#### BRIEF:
Work through the following lines and count those that hold the word "Europea". Reply with that number only.

Records
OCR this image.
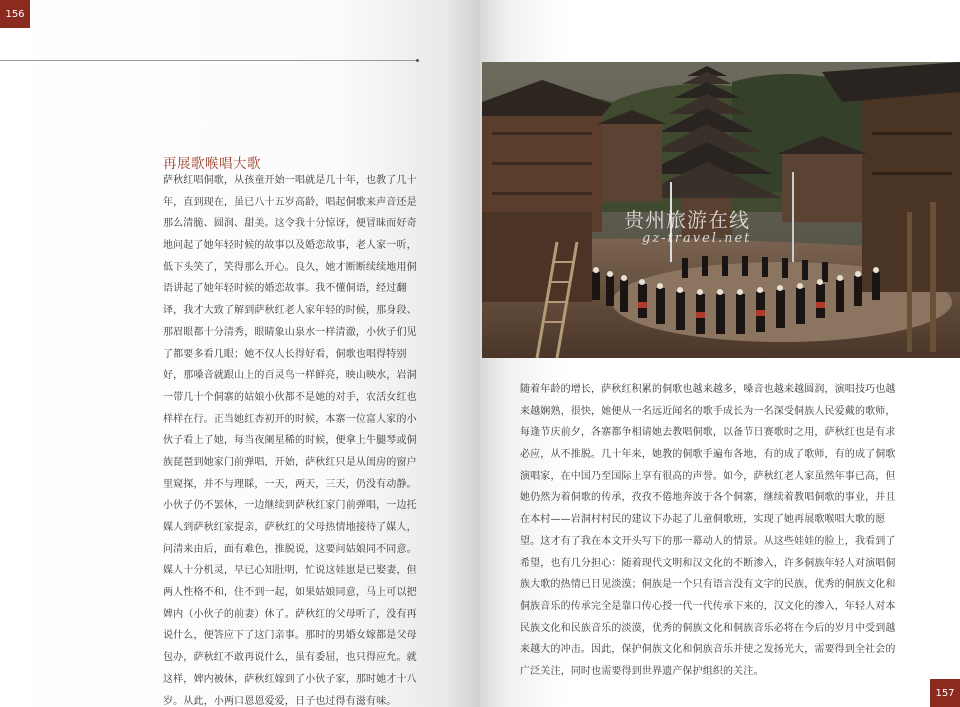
156
再展歌喉唱大歌
萨秋红唱侗歌，从孩童开始一唱就是几十年，也教了几十
年，直到现在，虽已八十五岁高龄，唱起侗歌来声音还是
那么清脆、圆润、甜美。这令我十分惊讶，便冒昧而好奇
地问起了她年轻时候的故事以及婚恋故事，老人家一听，
低下头笑了，笑得那么开心。良久，她才断断续续地用侗
语讲起了她年轻时候的婚恋故事。我不懂侗语，经过翻
译，我才大致了解到萨秋红老人家年轻的时候，那身段、
那眉眼都十分清秀，眼睛象山泉水一样清澈，小伙子们见
了都要多看几眼；她不仅人长得好看，侗歌也唱得特别
好，那嗓音就跟山上的百灵鸟一样鲜亮，映山映水，岩洞
一带几十个侗寨的姑娘小伙都不是她的对手，农活女红也
样样在行。正当她红杏初开的时候，本寨一位富人家的小
伙子看上了她，每当夜阑星稀的时候，便拿上牛腿琴或侗
族琵琶到她家门前弹唱，开始，萨秋红只是从闺房的窗户
里窥探，并不与理睬，一天，两天，三天，仍没有动静。
小伙子仍不罢休，一边继续到萨秋红家门前弹唱，一边托
媒人到萨秋红家提亲，萨秋红的父母热情地接待了媒人，
问清来由后，面有难色，推脱说，这要问姑娘同不同意。
媒人十分机灵，早已心知肚明，忙说这娃崽是已娶妻，但
两人性格不和，住不到一起，如果姑娘同意，马上可以把
婢内（小伙子的前妻）休了。萨秋红的父母听了，没有再
说什么，便答应下了这门亲事。那时的男婚女嫁都是父母
包办，萨秋红不敢再说什么，虽有委屈，也只得应允。就
这样，婢内被休，萨秋红嫁到了小伙子家，那时她才十八
岁。从此，小两口恩恩爱爱，日子也过得有滋有味。
贵州旅游在线
gz-travel.net
随着年龄的增长，萨秋红积累的侗歌也越来越多，嗓音也越来越圆润，演唱技巧也越
来越娴熟，很快，她便从一名远近闻名的歌手成长为一名深受侗族人民爱戴的歌师，
每逢节庆前夕，各寨都争相请她去教唱侗歌，以备节日赛歌时之用，萨秋红也是有求
必应，从不推脱。几十年来，她教的侗歌手遍布各地，有的成了歌师，有的成了侗歌
演唱家，在中国乃至国际上享有很高的声誉。如今，萨秋红老人家虽然年事已高，但
她仍然为着侗歌的传承，孜孜不倦地奔波于各个侗寨，继续着教唱侗歌的事业，并且
在本村——岩洞村村民的建议下办起了儿童侗歌班，实现了她再展歌喉唱大歌的愿
望。这才有了我在本文开头写下的那一幕动人的情景。从这些娃娃的脸上，我看到了
希望，也有几分担心：随着现代文明和汉文化的不断渗入，许多侗族年轻人对演唱侗
族大歌的热情已日见淡漠；侗族是一个只有语言没有文字的民族，优秀的侗族文化和
侗族音乐的传承完全是靠口传心授一代一代传承下来的，汉文化的渗入，年轻人对本
民族文化和民族音乐的淡漠，优秀的侗族文化和侗族音乐必将在今后的岁月中受到越
来越大的冲击。因此，保护侗族文化和侗族音乐并使之发扬光大，需要得到全社会的
广泛关注，同时也需要得到世界遗产保护组织的关注。
157
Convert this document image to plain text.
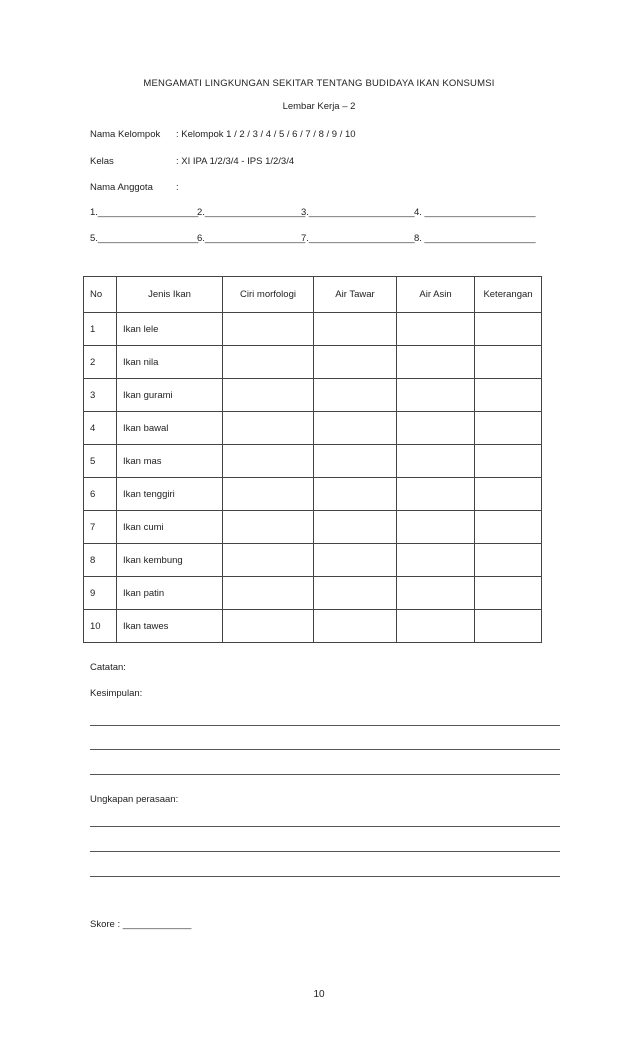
MENGAMATI LINGKUNGAN SEKITAR TENTANG BUDIDAYA IKAN KONSUMSI
Lembar Kerja – 2
Nama Kelompok : Kelompok 1 / 2 / 3 / 4 / 5 / 6 / 7 / 8 / 9 / 10
Kelas	: XI IPA 1/2/3/4 - IPS 1/2/3/4
Nama Anggota :
1.___________________2.___________________3.____________________4. _____________________
5.___________________6.___________________7.____________________8. _____________________
No	Jenis Ikan	Ciri morfologi	Air Tawar	Air Asin	Keterangan
1	Ikan lele				
2	Ikan nila				
3	Ikan gurami				
4	Ikan bawal				
5	Ikan mas				
6	Ikan tenggiri				
7	Ikan cumi				
8	Ikan kembung				
9	Ikan patin				
10	Ikan tawes				
Catatan:
Kesimpulan:
Ungkapan perasaan:
Skore : _____________
10
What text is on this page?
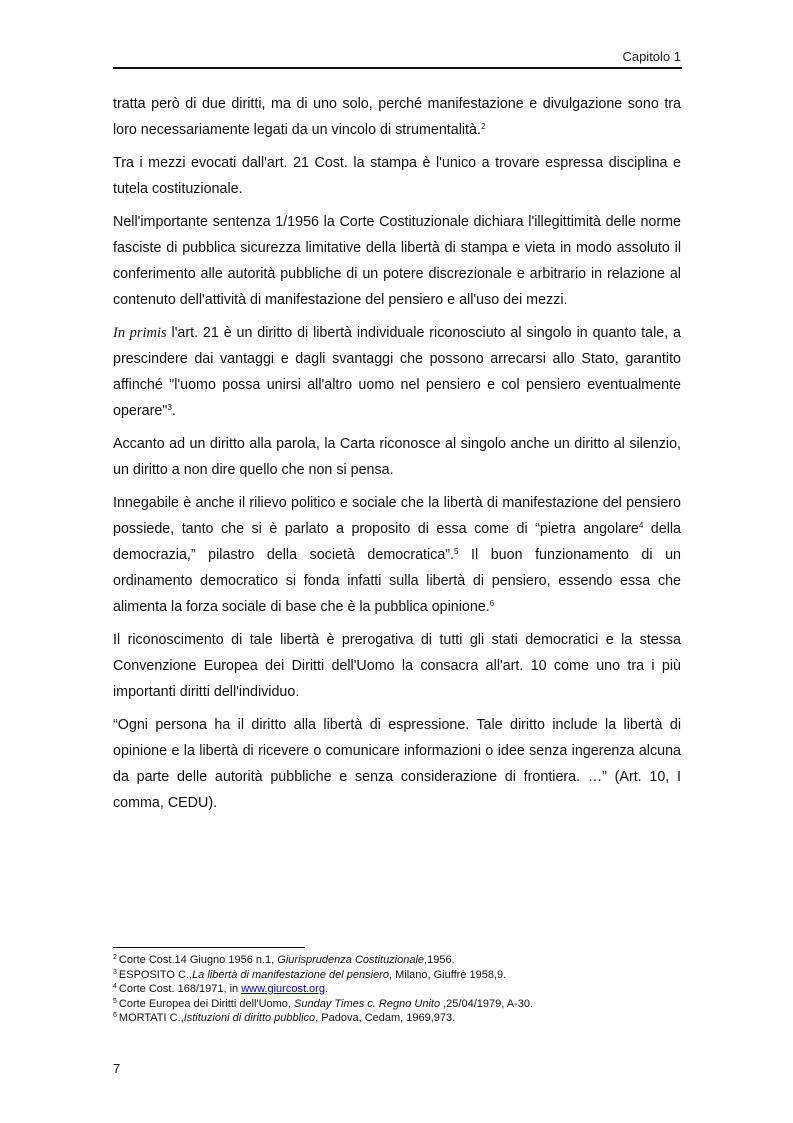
Capitolo 1

tratta però di due diritti, ma di uno solo, perché manifestazione e divulgazione sono tra loro necessariamente legati da un vincolo di strumentalità.$^2$

Tra i mezzi evocati dall'art. 21 Cost. la stampa è l'unico a trovare espressa disciplina e tutela costituzionale.

Nell'importante sentenza 1/1956 la Corte Costituzionale dichiara l'illegittimità delle norme fasciste di pubblica sicurezza limitative della libertà di stampa e vieta in modo assoluto il conferimento alle autorità pubbliche di un potere discrezionale e arbitrario in relazione al contenuto dell'attività di manifestazione del pensiero e all'uso dei mezzi.

In primis l'art. 21 è un diritto di libertà individuale riconosciuto al singolo in quanto tale, a prescindere dai vantaggi e dagli svantaggi che possono arrecarsi allo Stato, garantito affinché "l'uomo possa unirsi all'altro uomo nel pensiero e col pensiero eventualmente operare"$^3$.

Accanto ad un diritto alla parola, la Carta riconosce al singolo anche un diritto al silenzio, un diritto a non dire quello che non si pensa.

Innegabile è anche il rilievo politico e sociale che la libertà di manifestazione del pensiero possiede, tanto che si è parlato a proposito di essa come di “pietra angolare$^4$ della democrazia,” pilastro della società democratica”.$^5$ Il buon funzionamento di un ordinamento democratico si fonda infatti sulla libertà di pensiero, essendo essa che alimenta la forza sociale di base che è la pubblica opinione.$^6$

Il riconoscimento di tale libertà è prerogativa di tutti gli stati democratici e la stessa Convenzione Europea dei Diritti dell'Uomo la consacra all'art. 10 come uno tra i più importanti diritti dell'individuo.

“Ogni persona ha il diritto alla libertà di espressione. Tale diritto include la libertà di opinione e la libertà di ricevere o comunicare informazioni o idee senza ingerenza alcuna da parte delle autorità pubbliche e senza considerazione di frontiera. …” (Art. 10, I comma, CEDU).

$^2$ Corte Cost.14 Giugno 1956 n.1, Giurisprudenza Costituzionale,1956.
$^3$ ESPOSITO C.,La libertà di manifestazione del pensiero, Milano, Giuffrè 1958,9.
$^4$ Corte Cost. 168/1971, in www.giurcost.org.
$^5$ Corte Europea dei Diritti dell'Uomo, Sunday Times c. Regno Unito ,25/04/1979, A-30.
$^6$ MORTATI C.,Istituzioni di diritto pubblico, Padova, Cedam, 1969,973.
7
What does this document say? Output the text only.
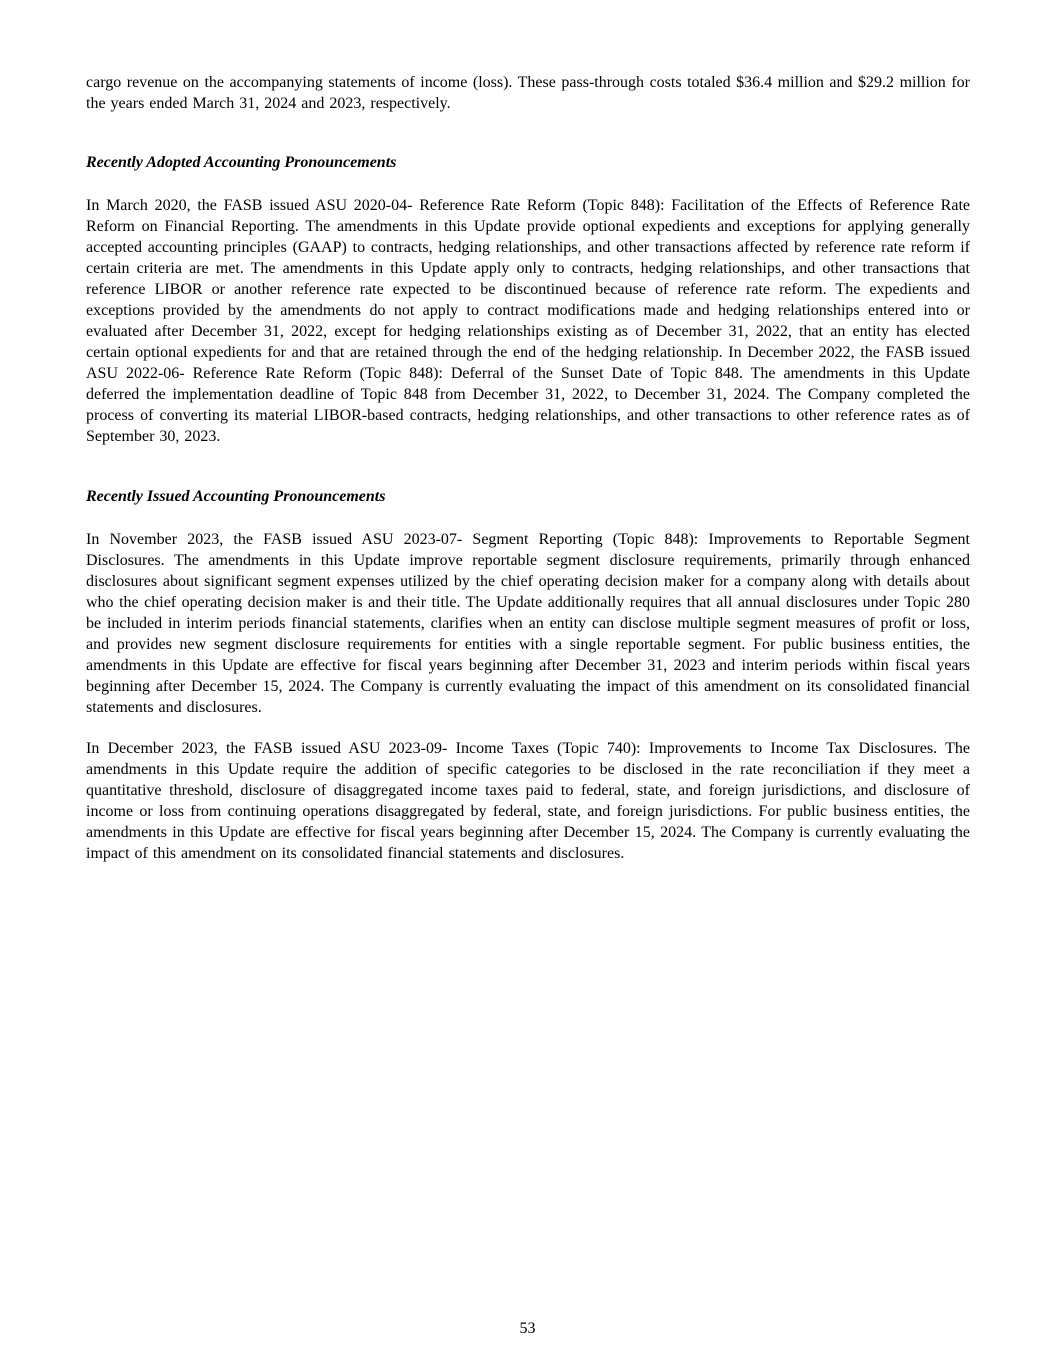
cargo revenue on the accompanying statements of income (loss). These pass-through costs totaled $36.4 million and $29.2 million for the years ended March 31, 2024 and 2023, respectively.

Recently Adopted Accounting Pronouncements

In March 2020, the FASB issued ASU 2020-04- Reference Rate Reform (Topic 848): Facilitation of the Effects of Reference Rate Reform on Financial Reporting. The amendments in this Update provide optional expedients and exceptions for applying generally accepted accounting principles (GAAP) to contracts, hedging relationships, and other transactions affected by reference rate reform if certain criteria are met. The amendments in this Update apply only to contracts, hedging relationships, and other transactions that reference LIBOR or another reference rate expected to be discontinued because of reference rate reform. The expedients and exceptions provided by the amendments do not apply to contract modifications made and hedging relationships entered into or evaluated after December 31, 2022, except for hedging relationships existing as of December 31, 2022, that an entity has elected certain optional expedients for and that are retained through the end of the hedging relationship. In December 2022, the FASB issued ASU 2022-06- Reference Rate Reform (Topic 848): Deferral of the Sunset Date of Topic 848. The amendments in this Update deferred the implementation deadline of Topic 848 from December 31, 2022, to December 31, 2024. The Company completed the process of converting its material LIBOR-based contracts, hedging relationships, and other transactions to other reference rates as of September 30, 2023.

Recently Issued Accounting Pronouncements

In November 2023, the FASB issued ASU 2023-07- Segment Reporting (Topic 848): Improvements to Reportable Segment Disclosures. The amendments in this Update improve reportable segment disclosure requirements, primarily through enhanced disclosures about significant segment expenses utilized by the chief operating decision maker for a company along with details about who the chief operating decision maker is and their title. The Update additionally requires that all annual disclosures under Topic 280 be included in interim periods financial statements, clarifies when an entity can disclose multiple segment measures of profit or loss, and provides new segment disclosure requirements for entities with a single reportable segment. For public business entities, the amendments in this Update are effective for fiscal years beginning after December 31, 2023 and interim periods within fiscal years beginning after December 15, 2024. The Company is currently evaluating the impact of this amendment on its consolidated financial statements and disclosures.

In December 2023, the FASB issued ASU 2023-09- Income Taxes (Topic 740): Improvements to Income Tax Disclosures. The amendments in this Update require the addition of specific categories to be disclosed in the rate reconciliation if they meet a quantitative threshold, disclosure of disaggregated income taxes paid to federal, state, and foreign jurisdictions, and disclosure of income or loss from continuing operations disaggregated by federal, state, and foreign jurisdictions. For public business entities, the amendments in this Update are effective for fiscal years beginning after December 15, 2024. The Company is currently evaluating the impact of this amendment on its consolidated financial statements and disclosures.

53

#### THE ANSWER:
2